Directions for this task |
The records below hold pictures; please leave those out and retype the rest exactly.

Saved entries |
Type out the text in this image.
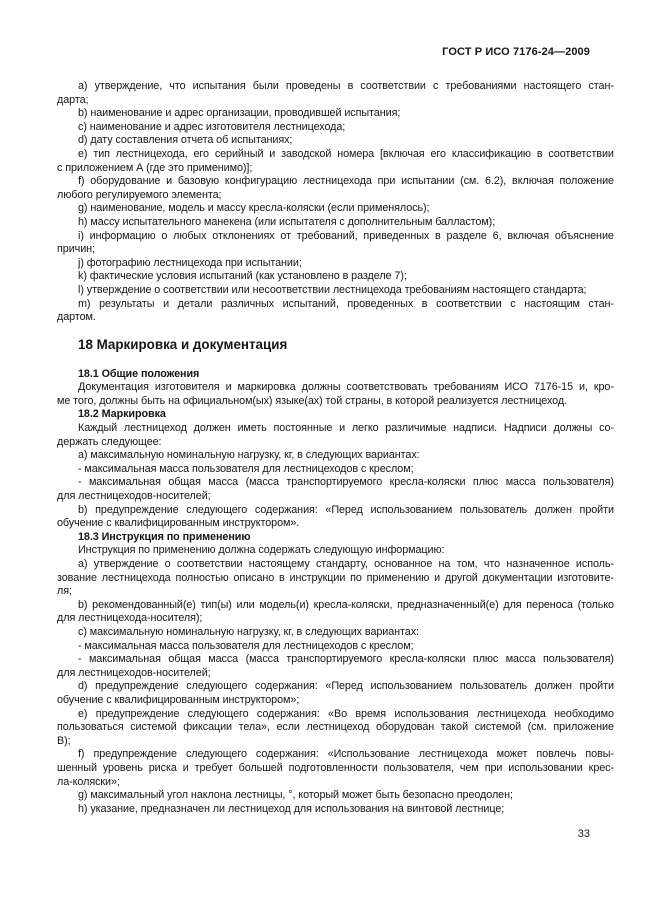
ГОСТ Р ИСО 7176-24—2009
a) утверждение, что испытания были проведены в соответствии с требованиями настоящего стан-
дарта;
b) наименование и адрес организации, проводившей испытания;
c) наименование и адрес изготовителя лестницехода;
d) дату составления отчета об испытаниях;
e) тип лестницехода, его серийный и заводской номера [включая его классификацию в соответствии
с приложением А (где это применимо)];
f) оборудование и базовую конфигурацию лестницехода при испытании (см. 6.2), включая положение
любого регулируемого элемента;
g) наименование, модель и массу кресла-коляски (если применялось);
h) массу испытательного манекена (или испытателя с дополнительным балластом);
i) информацию о любых отклонениях от требований, приведенных в разделе 6, включая объяснение
причин;
j) фотографию лестницехода при испытании;
k) фактические условия испытаний (как установлено в разделе 7);
l) утверждение о соответствии или несоответствии лестницехода требованиям настоящего стандарта;
m) результаты и детали различных испытаний, проведенных в соответствии с настоящим стан-
дартом.
18 Маркировка и документация
18.1 Общие положения
Документация изготовителя и маркировка должны соответствовать требованиям ИСО 7176-15 и, кро-
ме того, должны быть на официальном(ых) языке(ах) той страны, в которой реализуется лестницеход.
18.2 Маркировка
Каждый лестницеход должен иметь постоянные и легко различимые надписи. Надписи должны со-
держать следующее:
а) максимальную номинальную нагрузку, кг, в следующих вариантах:
- максимальная масса пользователя для лестницеходов с креслом;
- максимальная общая масса (масса транспортируемого кресла-коляски плюс масса пользователя)
для лестницеходов-носителей;
b) предупреждение следующего содержания: «Перед использованием пользователь должен пройти
обучение с квалифицированным инструктором».
18.3 Инструкция по применению
Инструкция по применению должна содержать следующую информацию:
а) утверждение о соответствии настоящему стандарту, основанное на том, что назначенное исполь-
зование лестницехода полностью описано в инструкции по применению и другой документации изготовите-
ля;
b) рекомендованный(е) тип(ы) или модель(и) кресла-коляски, предназначенный(е) для переноса (только
для лестницехода-носителя);
c) максимальную номинальную нагрузку, кг, в следующих вариантах:
- максимальная масса пользователя для лестницеходов с креслом;
- максимальная общая масса (масса транспортируемого кресла-коляски плюс масса пользователя)
для лестницеходов-носителей;
d) предупреждение следующего содержания: «Перед использованием пользователь должен пройти
обучение с квалифицированным инструктором»;
e) предупреждение следующего содержания: «Во время использования лестницехода необходимо
пользоваться системой фиксации тела», если лестницеход оборудован такой системой (см. приложение
В);
f) предупреждение следующего содержания: «Использование лестницехода может повлечь повы-
шенный уровень риска и требует большей подготовленности пользователя, чем при использовании крес-
ла-коляски»;
g) максимальный угол наклона лестницы, °, который может быть безопасно преодолен;
h) указание, предназначен ли лестницеход для использования на винтовой лестнице;
33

Solution to the exercise |
Type out the text in this image.
ГОСТ Р ИСО 7176-24—2009
a) утверждение, что испытания были проведены в соответствии с требованиями настоящего стан-
дарта;
b) наименование и адрес организации, проводившей испытания;
c) наименование и адрес изготовителя лестницехода;
d) дату составления отчета об испытаниях;
e) тип лестницехода, его серийный и заводской номера [включая его классификацию в соответствии
с приложением А (где это применимо)];
f) оборудование и базовую конфигурацию лестницехода при испытании (см. 6.2), включая положение
любого регулируемого элемента;
g) наименование, модель и массу кресла-коляски (если применялось);
h) массу испытательного манекена (или испытателя с дополнительным балластом);
i) информацию о любых отклонениях от требований, приведенных в разделе 6, включая объяснение
причин;
j) фотографию лестницехода при испытании;
k) фактические условия испытаний (как установлено в разделе 7);
l) утверждение о соответствии или несоответствии лестницехода требованиям настоящего стандарта;
m) результаты и детали различных испытаний, проведенных в соответствии с настоящим стан-
дартом.
18 Маркировка и документация
18.1 Общие положения
Документация изготовителя и маркировка должны соответствовать требованиям ИСО 7176-15 и, кро-
ме того, должны быть на официальном(ых) языке(ах) той страны, в которой реализуется лестницеход.
18.2 Маркировка
Каждый лестницеход должен иметь постоянные и легко различимые надписи. Надписи должны со-
держать следующее:
а) максимальную номинальную нагрузку, кг, в следующих вариантах:
- максимальная масса пользователя для лестницеходов с креслом;
- максимальная общая масса (масса транспортируемого кресла-коляски плюс масса пользователя)
для лестницеходов-носителей;
b) предупреждение следующего содержания: «Перед использованием пользователь должен пройти
обучение с квалифицированным инструктором».
18.3 Инструкция по применению
Инструкция по применению должна содержать следующую информацию:
а) утверждение о соответствии настоящему стандарту, основанное на том, что назначенное исполь-
зование лестницехода полностью описано в инструкции по применению и другой документации изготовите-
ля;
b) рекомендованный(е) тип(ы) или модель(и) кресла-коляски, предназначенный(е) для переноса (только
для лестницехода-носителя);
c) максимальную номинальную нагрузку, кг, в следующих вариантах:
- максимальная масса пользователя для лестницеходов с креслом;
- максимальная общая масса (масса транспортируемого кресла-коляски плюс масса пользователя)
для лестницеходов-носителей;
d) предупреждение следующего содержания: «Перед использованием пользователь должен пройти
обучение с квалифицированным инструктором»;
e) предупреждение следующего содержания: «Во время использования лестницехода необходимо
пользоваться системой фиксации тела», если лестницеход оборудован такой системой (см. приложение
В);
f) предупреждение следующего содержания: «Использование лестницехода может повлечь повы-
шенный уровень риска и требует большей подготовленности пользователя, чем при использовании крес-
ла-коляски»;
g) максимальный угол наклона лестницы, °, который может быть безопасно преодолен;
h) указание, предназначен ли лестницеход для использования на винтовой лестнице;
33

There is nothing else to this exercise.